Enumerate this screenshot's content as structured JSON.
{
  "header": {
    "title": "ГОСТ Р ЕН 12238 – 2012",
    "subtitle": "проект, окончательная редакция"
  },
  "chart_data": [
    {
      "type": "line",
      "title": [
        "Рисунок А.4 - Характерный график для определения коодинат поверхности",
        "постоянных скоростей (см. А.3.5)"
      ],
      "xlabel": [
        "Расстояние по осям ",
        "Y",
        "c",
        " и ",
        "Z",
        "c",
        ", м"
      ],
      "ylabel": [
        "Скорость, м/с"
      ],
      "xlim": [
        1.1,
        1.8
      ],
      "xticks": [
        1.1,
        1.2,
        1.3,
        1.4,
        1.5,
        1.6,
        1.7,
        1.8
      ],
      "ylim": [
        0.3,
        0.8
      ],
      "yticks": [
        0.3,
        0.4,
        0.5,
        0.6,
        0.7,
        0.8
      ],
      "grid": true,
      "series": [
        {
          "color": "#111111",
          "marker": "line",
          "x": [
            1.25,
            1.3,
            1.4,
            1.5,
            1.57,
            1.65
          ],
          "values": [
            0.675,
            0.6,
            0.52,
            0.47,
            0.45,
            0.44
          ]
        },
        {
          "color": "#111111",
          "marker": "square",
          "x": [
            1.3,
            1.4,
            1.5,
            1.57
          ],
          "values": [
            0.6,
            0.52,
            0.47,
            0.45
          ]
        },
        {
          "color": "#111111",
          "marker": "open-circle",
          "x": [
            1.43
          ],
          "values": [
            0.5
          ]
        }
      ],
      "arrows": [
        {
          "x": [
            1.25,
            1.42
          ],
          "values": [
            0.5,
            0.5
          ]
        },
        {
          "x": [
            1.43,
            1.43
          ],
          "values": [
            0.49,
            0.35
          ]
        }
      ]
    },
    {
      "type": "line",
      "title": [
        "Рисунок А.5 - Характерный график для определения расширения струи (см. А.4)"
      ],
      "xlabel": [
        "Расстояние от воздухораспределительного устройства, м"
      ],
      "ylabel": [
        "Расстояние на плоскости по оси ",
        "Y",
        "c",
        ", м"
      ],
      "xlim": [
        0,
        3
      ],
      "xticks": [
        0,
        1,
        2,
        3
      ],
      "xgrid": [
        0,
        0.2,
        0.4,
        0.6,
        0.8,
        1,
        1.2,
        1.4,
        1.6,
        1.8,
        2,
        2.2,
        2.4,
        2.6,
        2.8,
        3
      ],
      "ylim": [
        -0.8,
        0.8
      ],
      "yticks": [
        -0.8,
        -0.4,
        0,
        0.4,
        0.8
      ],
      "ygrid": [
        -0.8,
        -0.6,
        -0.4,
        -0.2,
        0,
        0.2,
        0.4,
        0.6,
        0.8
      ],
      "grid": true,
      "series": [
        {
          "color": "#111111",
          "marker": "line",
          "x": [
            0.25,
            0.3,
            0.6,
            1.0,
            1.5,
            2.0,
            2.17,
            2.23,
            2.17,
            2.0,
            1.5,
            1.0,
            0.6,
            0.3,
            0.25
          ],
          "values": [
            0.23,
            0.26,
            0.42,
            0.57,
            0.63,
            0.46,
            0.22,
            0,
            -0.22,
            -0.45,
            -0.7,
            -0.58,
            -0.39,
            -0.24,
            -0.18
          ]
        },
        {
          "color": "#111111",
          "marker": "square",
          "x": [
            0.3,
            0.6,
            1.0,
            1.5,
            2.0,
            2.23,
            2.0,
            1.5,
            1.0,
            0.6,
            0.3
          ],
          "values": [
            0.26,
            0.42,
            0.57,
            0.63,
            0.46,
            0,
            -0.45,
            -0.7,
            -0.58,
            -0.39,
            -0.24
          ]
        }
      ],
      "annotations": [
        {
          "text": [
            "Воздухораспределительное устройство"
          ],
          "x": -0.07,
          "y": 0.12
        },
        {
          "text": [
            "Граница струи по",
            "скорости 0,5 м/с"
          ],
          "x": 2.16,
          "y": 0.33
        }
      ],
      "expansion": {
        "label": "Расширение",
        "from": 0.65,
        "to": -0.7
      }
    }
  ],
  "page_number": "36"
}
-=-=-
What to do: Your task is to output all of the data above word for word.

Full answer:
Enumerate this screenshot's content as structured JSON.
{
  "header": {
    "title": "ГОСТ Р ЕН 12238 – 2012",
    "subtitle": "проект, окончательная редакция"
  },
  "chart_data": [
    {
      "type": "line",
      "title": [
        "Рисунок А.4 - Характерный график для определения коодинат поверхности",
        "постоянных скоростей (см. А.3.5)"
      ],
      "xlabel": [
        "Расстояние по осям ",
        "Y",
        "c",
        " и ",
        "Z",
        "c",
        ", м"
      ],
      "ylabel": [
        "Скорость, м/с"
      ],
      "xlim": [
        1.1,
        1.8
      ],
      "xticks": [
        1.1,
        1.2,
        1.3,
        1.4,
        1.5,
        1.6,
        1.7,
        1.8
      ],
      "ylim": [
        0.3,
        0.8
      ],
      "yticks": [
        0.3,
        0.4,
        0.5,
        0.6,
        0.7,
        0.8
      ],
      "grid": true,
      "series": [
        {
          "color": "#111111",
          "marker": "line",
          "x": [
            1.25,
            1.3,
            1.4,
            1.5,
            1.57,
            1.65
          ],
          "values": [
            0.675,
            0.6,
            0.52,
            0.47,
            0.45,
            0.44
          ]
        },
        {
          "color": "#111111",
          "marker": "square",
          "x": [
            1.3,
            1.4,
            1.5,
            1.57
          ],
          "values": [
            0.6,
            0.52,
            0.47,
            0.45
          ]
        },
        {
          "color": "#111111",
          "marker": "open-circle",
          "x": [
            1.43
          ],
          "values": [
            0.5
          ]
        }
      ],
      "arrows": [
        {
          "x": [
            1.25,
            1.42
          ],
          "values": [
            0.5,
            0.5
          ]
        },
        {
          "x": [
            1.43,
            1.43
          ],
          "values": [
            0.49,
            0.35
          ]
        }
      ]
    },
    {
      "type": "line",
      "title": [
        "Рисунок А.5 - Характерный график для определения расширения струи (см. А.4)"
      ],
      "xlabel": [
        "Расстояние от воздухораспределительного устройства, м"
      ],
      "ylabel": [
        "Расстояние на плоскости по оси ",
        "Y",
        "c",
        ", м"
      ],
      "xlim": [
        0,
        3
      ],
      "xticks": [
        0,
        1,
        2,
        3
      ],
      "xgrid": [
        0,
        0.2,
        0.4,
        0.6,
        0.8,
        1,
        1.2,
        1.4,
        1.6,
        1.8,
        2,
        2.2,
        2.4,
        2.6,
        2.8,
        3
      ],
      "ylim": [
        -0.8,
        0.8
      ],
      "yticks": [
        -0.8,
        -0.4,
        0,
        0.4,
        0.8
      ],
      "ygrid": [
        -0.8,
        -0.6,
        -0.4,
        -0.2,
        0,
        0.2,
        0.4,
        0.6,
        0.8
      ],
      "grid": true,
      "series": [
        {
          "color": "#111111",
          "marker": "line",
          "x": [
            0.25,
            0.3,
            0.6,
            1.0,
            1.5,
            2.0,
            2.17,
            2.23,
            2.17,
            2.0,
            1.5,
            1.0,
            0.6,
            0.3,
            0.25
          ],
          "values": [
            0.23,
            0.26,
            0.42,
            0.57,
            0.63,
            0.46,
            0.22,
            0,
            -0.22,
            -0.45,
            -0.7,
            -0.58,
            -0.39,
            -0.24,
            -0.18
          ]
        },
        {
          "color": "#111111",
          "marker": "square",
          "x": [
            0.3,
            0.6,
            1.0,
            1.5,
            2.0,
            2.23,
            2.0,
            1.5,
            1.0,
            0.6,
            0.3
          ],
          "values": [
            0.26,
            0.42,
            0.57,
            0.63,
            0.46,
            0,
            -0.45,
            -0.7,
            -0.58,
            -0.39,
            -0.24
          ]
        }
      ],
      "annotations": [
        {
          "text": [
            "Воздухораспределительное устройство"
          ],
          "x": -0.07,
          "y": 0.12
        },
        {
          "text": [
            "Граница струи по",
            "скорости 0,5 м/с"
          ],
          "x": 2.16,
          "y": 0.33
        }
      ],
      "expansion": {
        "label": "Расширение",
        "from": 0.65,
        "to": -0.7
      }
    }
  ],
  "page_number": "36"
}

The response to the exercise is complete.